- Письменные задания -
(A) На какой срок теперь выбирают судей, согласно отрывку о судах?
(B) Пожалуйста, выведите фрагмент отрывка о судах между словами «Если бы ваши» и «к нему относились.» включительно.

Суды не всегда лучшим образом, но все же корректировали очевидные недостатки монархии. Когда демократия становится абсолютной властью в стране, такое независимое правосудие еще более необходимо. Придуманные вами временные, местные суды, зависимые в своих действиях, могут быть хуже любых трибуналов. Напрасно было бы искать у них справедливости по отношению к чужакам, к гнусным богачам, к представителям разгромленных партий, к тем, кто поддерживал на выборах нежелательных кандидатов. Новые трибуналы не могут абстрагироваться от отвратительного духа политических раздоров. И там, где они могли бы наилучшим образом отвечать потребностям объединения, они сеют подозрительность, они поражены таким ужасным злом, как пристрастность.
Если бы ваши суды были сохранены, а не полностью разрушены, они могли бы служить новому государству, хотя и не точно тем же, но близким целям, каким служил в свое время афинский Ареопаг, уравновешивая и исправляя недостатки демократии. Известно, что Ареопаг занимал значительное место в государстве; известно, как заботливо его поддерживали и с каким священным трепетом к нему относились.
Конечно, французские суды не были полностью свободны от политических интриг, но это зло внешнее и случайное, оно не шло от их устройства; теперь же при выборе судей на шестилетний срок оно становится неизбежным. Некоторые англичане считают, что причинами отмены старого судопроизводства явились взяточничество и коррупция. Но это не так. Проверки показали, что крупная коррупция встречалась довольно редко.
Следовало бы с осторожностью отнестись к сохранению старой обязанности судов по регистрации и опротестовыванию всех декретов, как это делалось во времена монархии. Это дало бы им право возводить в разряд общих юридических актов приуроченные к конкретному случаю демократические декреты Национального собрания. Пороки античной демократии, способствовавшие ее падению, состояли в том, что они, как и вы, руководствовались случайными декретами. Эта практика вскоре исказила смысл и логику законов, и уважение к ним народа упало.
Вместо того чтобы ограничить монархию и посадить судей за стол независимости, вы постарались привести их к слепому подчинению. Вы обещали судьям дать новый закон, в соответствии с которым им нужно будет действовать. Пока же их заставили дать клятву повиноваться всем правилам, приказам и инструкциям, которые они время от времени будут получать от Национального собрания. Подчинившись, они становятся опасным инструментом в руках правящей власти, которая в разгар дела может полностью изменить правило, по которому суд должен принять решение. Такой конфуз возможен, так как судьи обязаны своей должностью местным властям, а команды, которым они поклялись подчиняться, исходят от тех, кто не принимал участия в их назначении.
Пример того, что происходит на судебных заседаниях, может дать суд в Шатле. Он должен был судить преступников, посланных Национальным собранием или попавших туда по другому доносу. Заседание происходило под стражей. Судьи не знали, по какому закону они должны судить, ни именем какой власти они выносят решение, ни срока своего пребывания в должности. Они выносили приговор, опасаясь за собственную жизнь. Но когда они вынесли оправдательное решение, то вскоре увидели людей, которых освободили, повешенными у дверей суда.

- Предоставленные строки -
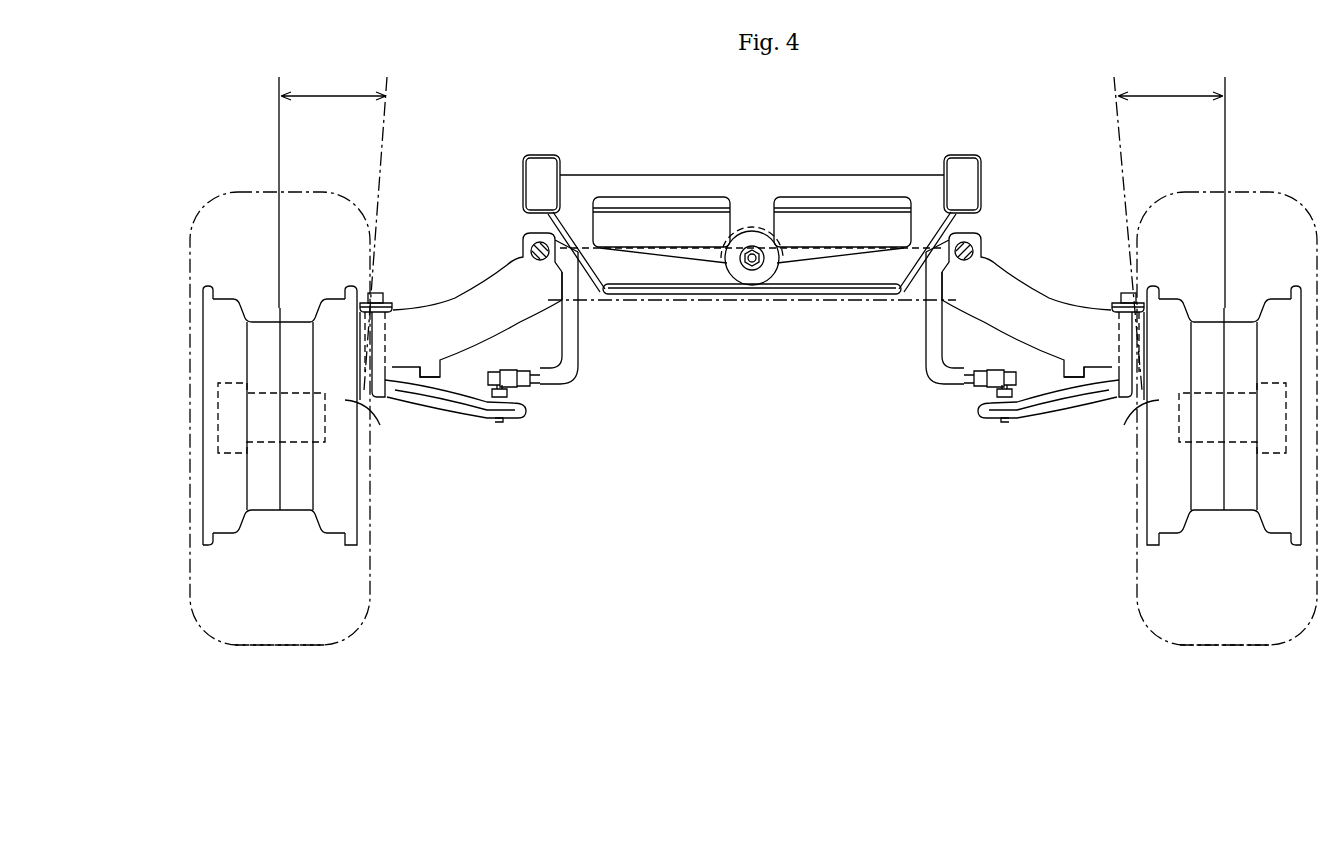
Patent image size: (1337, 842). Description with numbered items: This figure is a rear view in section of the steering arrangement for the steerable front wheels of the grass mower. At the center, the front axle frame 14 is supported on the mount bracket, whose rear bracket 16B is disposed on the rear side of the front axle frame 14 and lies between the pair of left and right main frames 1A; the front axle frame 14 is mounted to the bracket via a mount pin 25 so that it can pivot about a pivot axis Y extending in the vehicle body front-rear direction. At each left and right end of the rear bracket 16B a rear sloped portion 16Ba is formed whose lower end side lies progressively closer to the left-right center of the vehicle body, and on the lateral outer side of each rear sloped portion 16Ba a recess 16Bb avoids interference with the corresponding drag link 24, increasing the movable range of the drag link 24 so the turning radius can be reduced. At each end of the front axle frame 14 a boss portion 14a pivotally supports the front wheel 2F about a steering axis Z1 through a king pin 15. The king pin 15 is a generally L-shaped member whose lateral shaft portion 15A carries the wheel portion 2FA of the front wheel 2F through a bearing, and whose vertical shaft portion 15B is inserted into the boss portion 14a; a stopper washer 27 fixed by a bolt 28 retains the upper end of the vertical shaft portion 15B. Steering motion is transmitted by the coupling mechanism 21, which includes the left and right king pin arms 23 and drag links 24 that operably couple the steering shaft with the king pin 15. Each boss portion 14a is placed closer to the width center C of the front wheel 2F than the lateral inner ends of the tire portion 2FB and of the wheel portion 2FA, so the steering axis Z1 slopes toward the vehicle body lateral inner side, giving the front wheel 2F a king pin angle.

The main frame 1A is at (542, 153).
The front wheel 2F is at (380, 661).
The wheel portion 2FA is at (337, 517).
The tire portion 2FB is at (282, 645).
The front axle frame 14 is at (472, 290).
The boss portion 14a is at (352, 318).
The king pin 15 is at (432, 427).
The lateral shaft portion 15A is at (332, 400).
The vertical shaft portion 15B is at (394, 345).
The rear bracket 16B is at (748, 183).
The rear sloped portion 16Ba is at (598, 296).
The recess 16Bb is at (552, 299).
The coupling mechanism 21 is at (583, 406).
The king pin arm 23 is at (512, 421).
The drag link 24 is at (533, 246).
The mount pin 25 is at (758, 264).
The stopper washer 27 is at (392, 306).
The bolt 28 is at (378, 292).
The width center C is at (751, 180).
The steering axis Z1 is at (753, 221).
The pivot axis Y is at (739, 268).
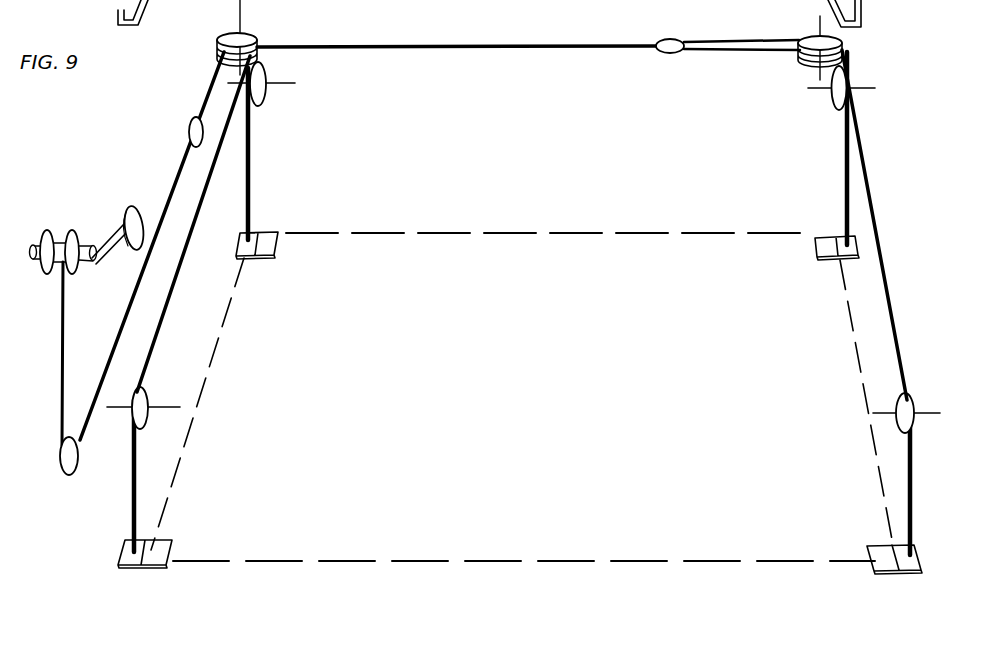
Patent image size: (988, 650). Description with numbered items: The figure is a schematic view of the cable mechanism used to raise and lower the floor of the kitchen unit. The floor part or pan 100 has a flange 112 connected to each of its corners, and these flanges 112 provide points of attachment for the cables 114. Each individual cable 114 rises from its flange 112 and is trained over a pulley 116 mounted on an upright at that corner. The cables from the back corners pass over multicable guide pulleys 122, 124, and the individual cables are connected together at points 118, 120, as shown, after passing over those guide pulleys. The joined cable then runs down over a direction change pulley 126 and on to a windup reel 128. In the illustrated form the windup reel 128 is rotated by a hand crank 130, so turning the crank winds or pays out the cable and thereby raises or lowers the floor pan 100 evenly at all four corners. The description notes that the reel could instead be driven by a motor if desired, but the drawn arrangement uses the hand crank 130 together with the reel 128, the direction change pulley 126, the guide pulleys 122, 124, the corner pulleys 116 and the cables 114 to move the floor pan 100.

The floor part or pan 100 is at (503, 389).
The flange 112 is at (277, 253).
The cable 114 is at (251, 173).
The pulley 116 is at (268, 72).
The connection point 118 is at (676, 40).
The connection point 120 is at (190, 132).
The multicable guide pulley 122 is at (809, 37).
The multicable guide pulley 124 is at (247, 34).
The direction change pulley 126 is at (75, 470).
The windup reel 128 is at (60, 232).
The hand crank 130 is at (104, 230).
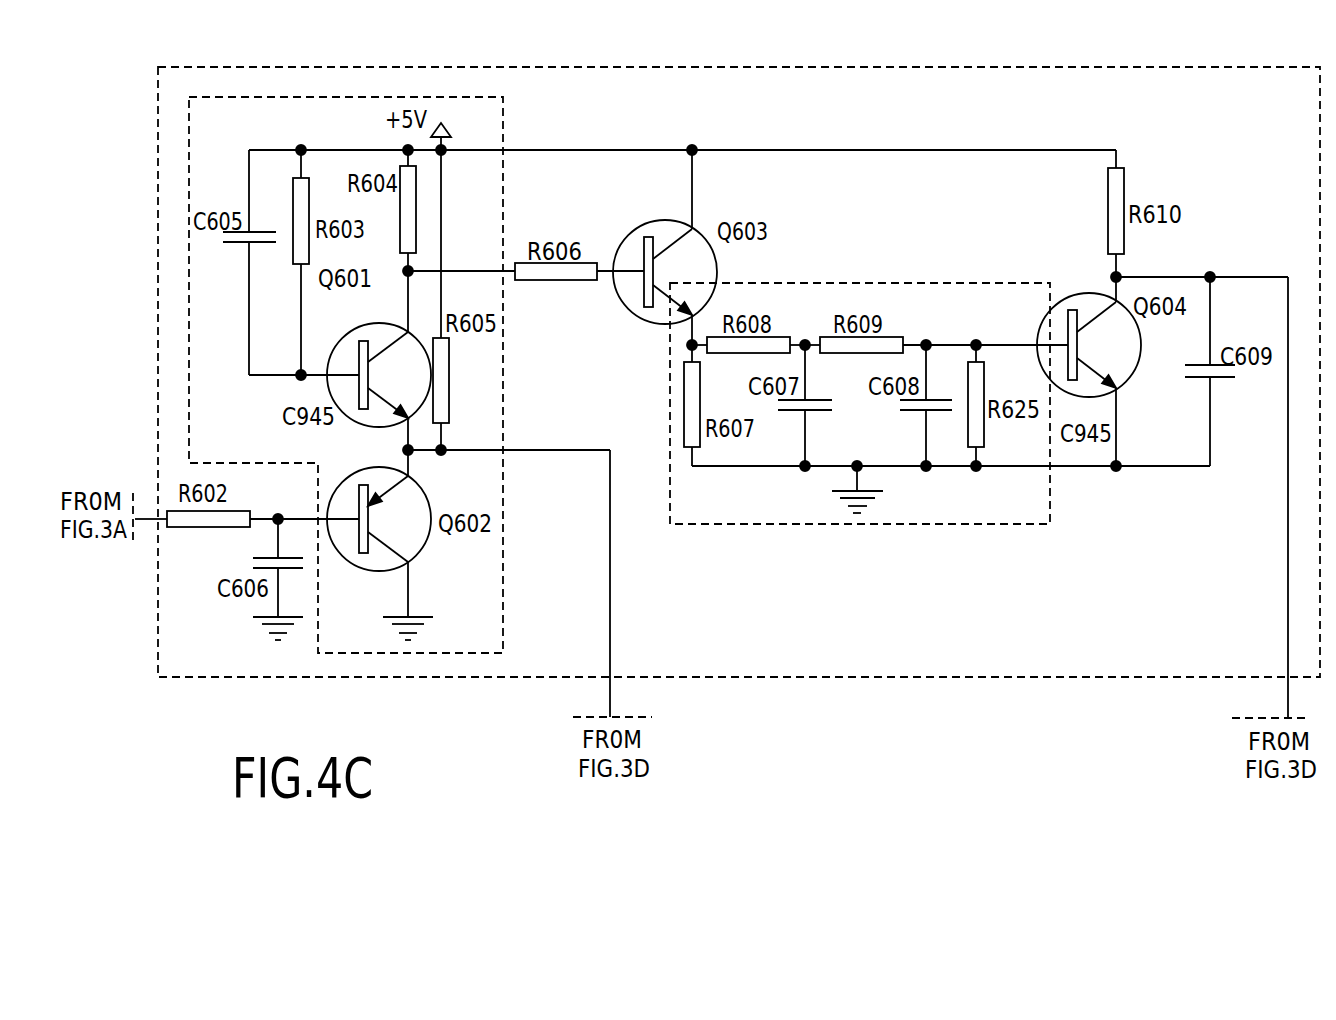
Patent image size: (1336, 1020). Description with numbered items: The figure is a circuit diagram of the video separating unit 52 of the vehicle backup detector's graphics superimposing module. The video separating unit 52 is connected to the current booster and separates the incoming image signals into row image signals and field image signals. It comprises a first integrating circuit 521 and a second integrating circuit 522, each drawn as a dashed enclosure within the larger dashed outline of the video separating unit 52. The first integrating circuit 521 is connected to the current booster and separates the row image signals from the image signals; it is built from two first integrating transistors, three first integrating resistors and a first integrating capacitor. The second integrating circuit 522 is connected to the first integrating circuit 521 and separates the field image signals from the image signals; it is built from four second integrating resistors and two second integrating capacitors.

The video separating unit 52 is at (157, 280).
The first integrating circuit 521 is at (190, 142).
The second integrating circuit 522 is at (990, 524).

- Решения упражнения -
(A) На шесть лет.

(B)
Если бы ваши суды были сохранены, а не полностью разрушены, они могли бы служить новому государству, хотя и не точно тем же, но близким целям, каким служил в свое время афинский Ареопаг, уравновешивая и исправляя недостатки демократии. Известно, что Ареопаг занимал значительное место в государстве; известно, как заботливо его поддерживали и с каким священным трепетом к нему относились.